**Exercise description**
Gather all lines containing the string "text" and copy them out.

--------------------------------------------------

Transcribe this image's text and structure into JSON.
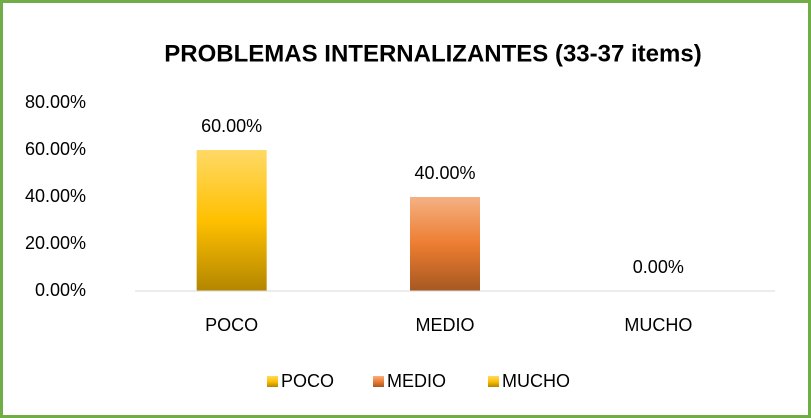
{
  "chart_data": {
    "type": "bar",
    "title": "PROBLEMAS INTERNALIZANTES (33-37 items)",
    "categories": [
      "POCO",
      "MEDIO",
      "MUCHO"
    ],
    "values": [
      60,
      40,
      0
    ],
    "value_labels": [
      "60.00%",
      "40.00%",
      "0.00%"
    ],
    "colors": [
      "#ffc000",
      "#ed7d31",
      "#ffc000"
    ],
    "ylim": [
      0,
      80
    ],
    "yticks": [
      {
        "value": 0,
        "label": "0.00%"
      },
      {
        "value": 20,
        "label": "20.00%"
      },
      {
        "value": 40,
        "label": "40.00%"
      },
      {
        "value": 60,
        "label": "60.00%"
      },
      {
        "value": 80,
        "label": "80.00%"
      }
    ],
    "grid": false,
    "legend": "bottom"
  }
}
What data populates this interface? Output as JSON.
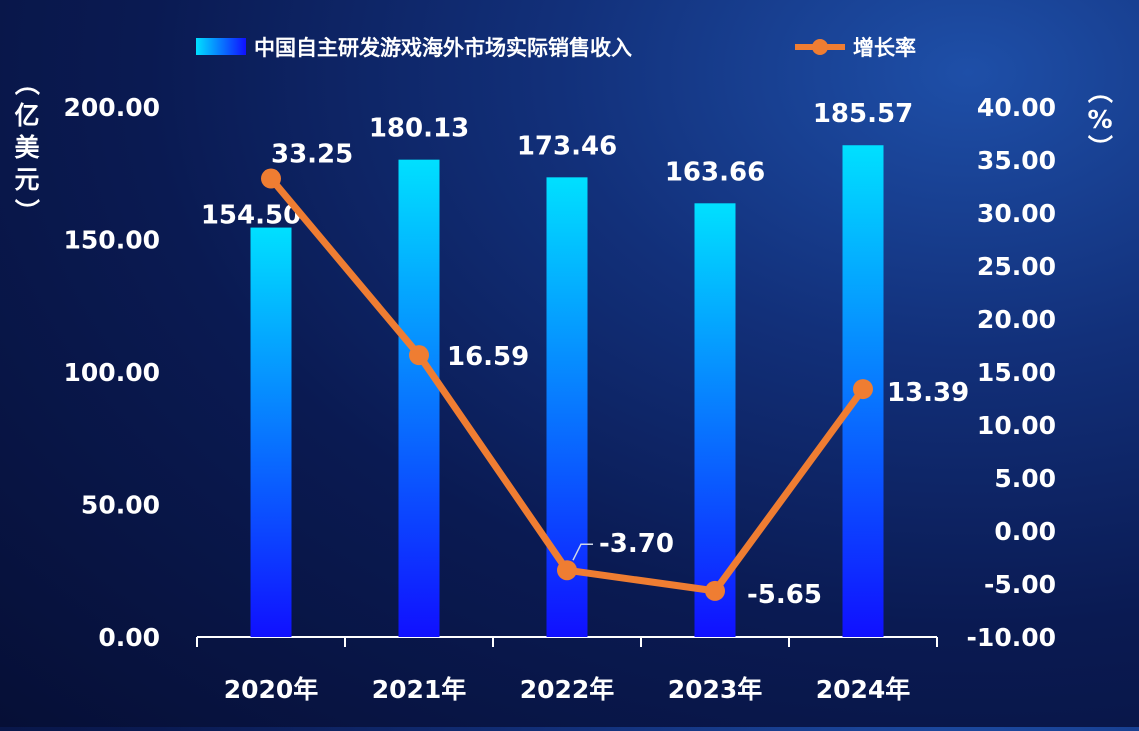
{
  "chart_data": {
    "type": "bar",
    "categories": [
      "2020年",
      "2021年",
      "2022年",
      "2023年",
      "2024年"
    ],
    "series": [
      {
        "name": "中国自主研发游戏海外市场实际销售收入",
        "type": "bar",
        "axis": "left",
        "values": [
          154.5,
          180.13,
          173.46,
          163.66,
          185.57
        ],
        "labels": [
          "154.50",
          "180.13",
          "173.46",
          "163.66",
          "185.57"
        ]
      },
      {
        "name": "增长率",
        "type": "line",
        "axis": "right",
        "values": [
          33.25,
          16.59,
          -3.7,
          -5.65,
          13.39
        ],
        "labels": [
          "33.25",
          "16.59",
          "-3.70",
          "-5.65",
          "13.39"
        ]
      }
    ],
    "y_left": {
      "label": "（亿美元）",
      "label_chars": [
        "（",
        "亿",
        "美",
        "元",
        "）"
      ],
      "ylim": [
        0,
        200
      ],
      "ticks": [
        "0.00",
        "50.00",
        "100.00",
        "150.00",
        "200.00"
      ]
    },
    "y_right": {
      "label": "（%）",
      "label_chars": [
        "（",
        "%",
        "）"
      ],
      "ylim": [
        -10,
        40
      ],
      "ticks": [
        "-10.00",
        "-5.00",
        "0.00",
        "5.00",
        "10.00",
        "15.00",
        "20.00",
        "25.00",
        "30.00",
        "35.00",
        "40.00"
      ]
    },
    "legend_position": "top-center",
    "grid": false,
    "colors": {
      "bar_top": "#00e0ff",
      "bar_bottom": "#1010ff",
      "line": "#ef7d32"
    }
  }
}
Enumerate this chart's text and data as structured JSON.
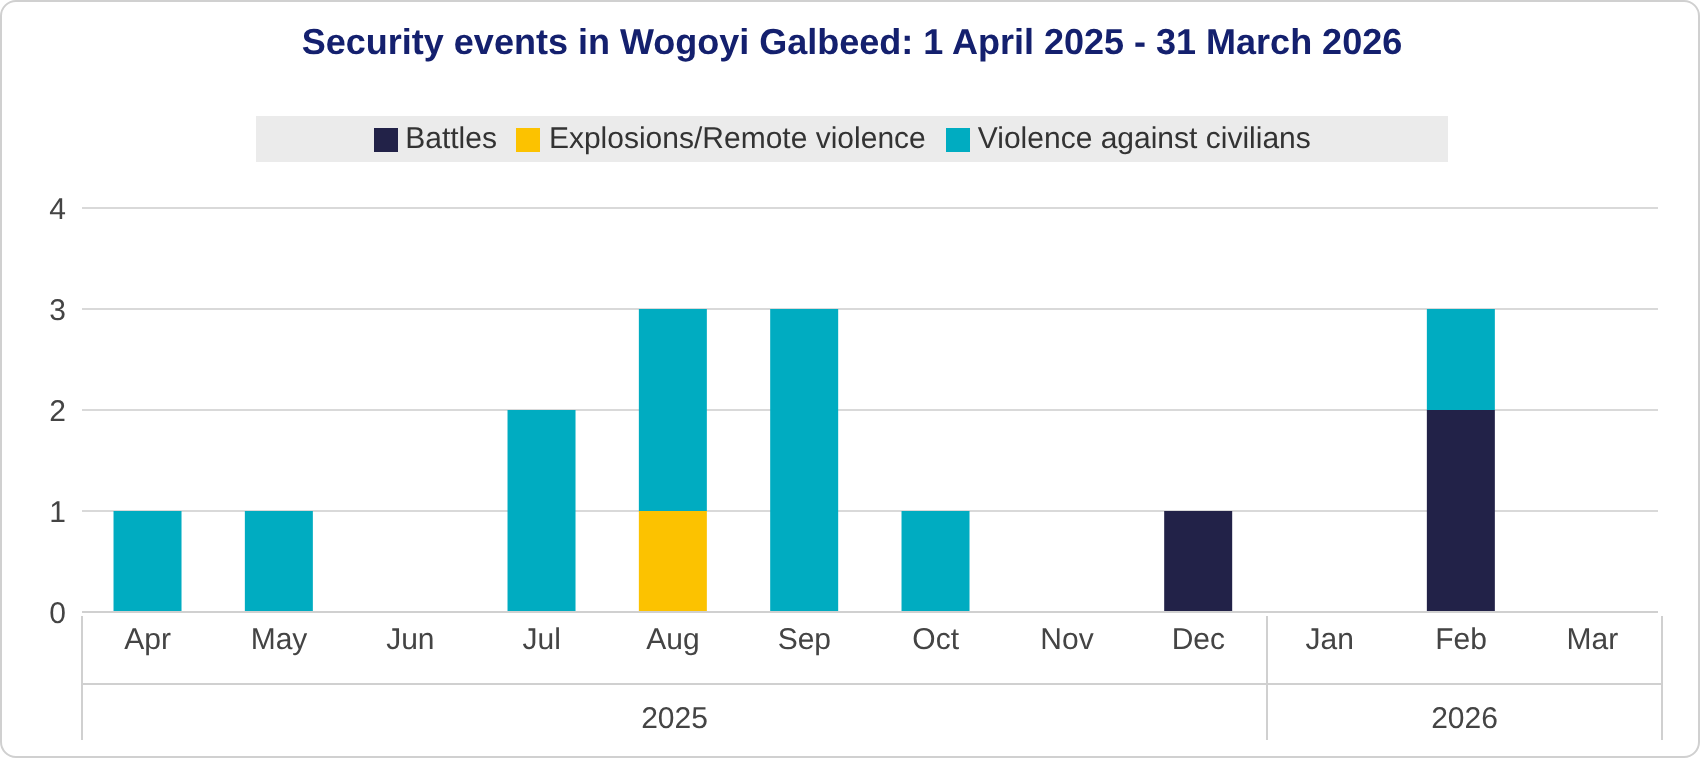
{
  "chart_data": {
    "type": "bar",
    "title": "Security events in Wogoyi Galbeed: 1 April 2025 - 31 March 2026",
    "categories": [
      "Apr",
      "May",
      "Jun",
      "Jul",
      "Aug",
      "Sep",
      "Oct",
      "Nov",
      "Dec",
      "Jan",
      "Feb",
      "Mar"
    ],
    "series": [
      {
        "name": "Battles",
        "color": "#222248",
        "values": [
          0,
          0,
          0,
          0,
          0,
          0,
          0,
          0,
          1,
          0,
          2,
          0
        ]
      },
      {
        "name": "Explosions/Remote violence",
        "color": "#fcc200",
        "values": [
          0,
          0,
          0,
          0,
          1,
          0,
          0,
          0,
          0,
          0,
          0,
          0
        ]
      },
      {
        "name": "Violence against civilians",
        "color": "#00acc1",
        "values": [
          1,
          1,
          0,
          2,
          2,
          3,
          1,
          0,
          0,
          0,
          1,
          0
        ]
      }
    ],
    "annotations": [
      "2025",
      "2026"
    ],
    "stacked": true,
    "ylim": [
      0,
      4
    ],
    "yticks": [
      0,
      1,
      2,
      3,
      4
    ],
    "grid": "y",
    "legend": "top"
  }
}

--------------------------------------------------

**Task solution**
Transcribe this image's text and structure into JSON.
Enumerate this chart's text and data as structured JSON.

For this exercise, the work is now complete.